***** RAW RECORDS

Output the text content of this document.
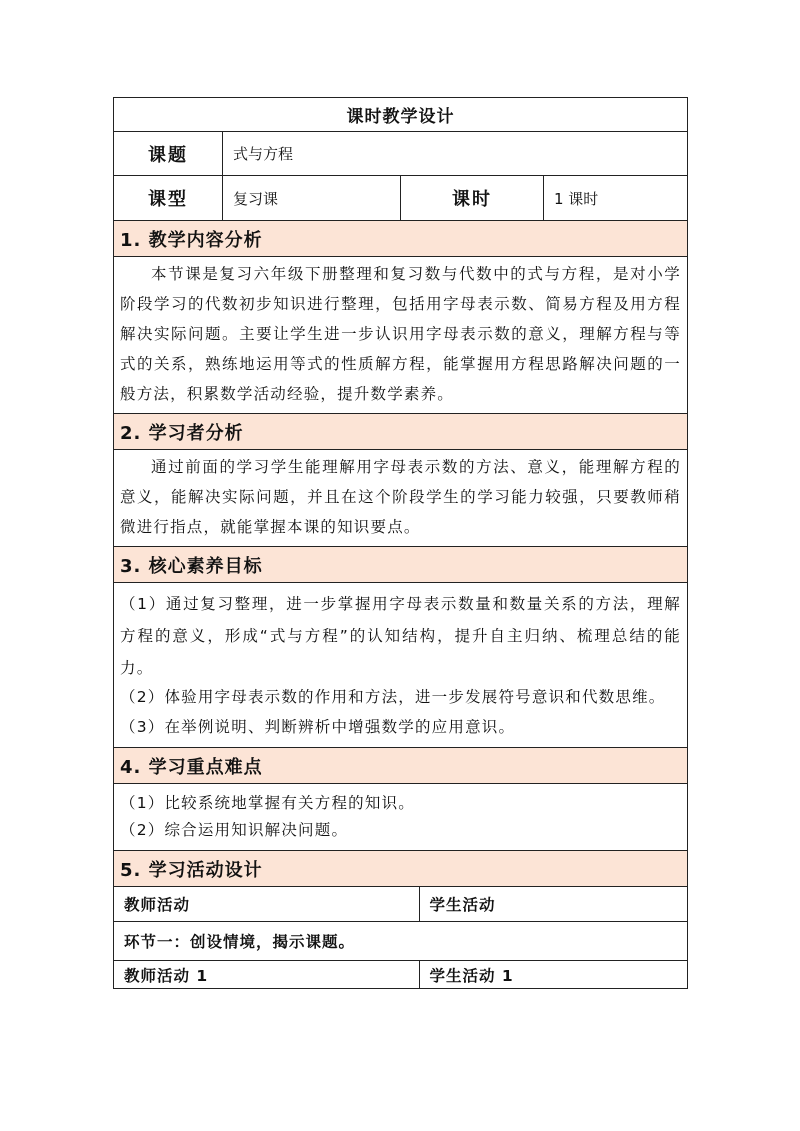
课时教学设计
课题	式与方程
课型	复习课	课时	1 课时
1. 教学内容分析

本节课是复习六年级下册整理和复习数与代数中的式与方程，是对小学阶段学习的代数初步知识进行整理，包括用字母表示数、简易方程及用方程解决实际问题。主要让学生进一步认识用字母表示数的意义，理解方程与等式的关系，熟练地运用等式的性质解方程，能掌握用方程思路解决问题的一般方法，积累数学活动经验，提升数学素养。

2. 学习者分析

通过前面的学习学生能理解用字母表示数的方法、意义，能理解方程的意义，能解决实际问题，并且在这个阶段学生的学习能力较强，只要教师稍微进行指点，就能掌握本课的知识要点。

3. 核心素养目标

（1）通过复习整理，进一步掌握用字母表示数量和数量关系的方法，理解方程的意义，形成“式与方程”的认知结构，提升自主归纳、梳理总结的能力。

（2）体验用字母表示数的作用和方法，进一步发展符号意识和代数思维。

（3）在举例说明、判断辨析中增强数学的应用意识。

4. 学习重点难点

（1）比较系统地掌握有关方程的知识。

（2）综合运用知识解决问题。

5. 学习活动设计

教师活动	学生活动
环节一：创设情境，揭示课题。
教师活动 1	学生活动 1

**********

◆ GIVEN EXERCISE ◆
Print the complete listing exactly as it stands, without its pictures.

◆ FULL OUTPUT ◆
Output the text content of this document.
课时教学设计
课题	式与方程
课型	复习课	课时	1 课时
1. 教学内容分析

本节课是复习六年级下册整理和复习数与代数中的式与方程，是对小学阶段学习的代数初步知识进行整理，包括用字母表示数、简易方程及用方程解决实际问题。主要让学生进一步认识用字母表示数的意义，理解方程与等式的关系，熟练地运用等式的性质解方程，能掌握用方程思路解决问题的一般方法，积累数学活动经验，提升数学素养。

2. 学习者分析

通过前面的学习学生能理解用字母表示数的方法、意义，能理解方程的意义，能解决实际问题，并且在这个阶段学生的学习能力较强，只要教师稍微进行指点，就能掌握本课的知识要点。

3. 核心素养目标

（1）通过复习整理，进一步掌握用字母表示数量和数量关系的方法，理解方程的意义，形成“式与方程”的认知结构，提升自主归纳、梳理总结的能力。

（2）体验用字母表示数的作用和方法，进一步发展符号意识和代数思维。

（3）在举例说明、判断辨析中增强数学的应用意识。

4. 学习重点难点

（1）比较系统地掌握有关方程的知识。

（2）综合运用知识解决问题。

5. 学习活动设计

教师活动	学生活动
环节一：创设情境，揭示课题。
教师活动 1	学生活动 1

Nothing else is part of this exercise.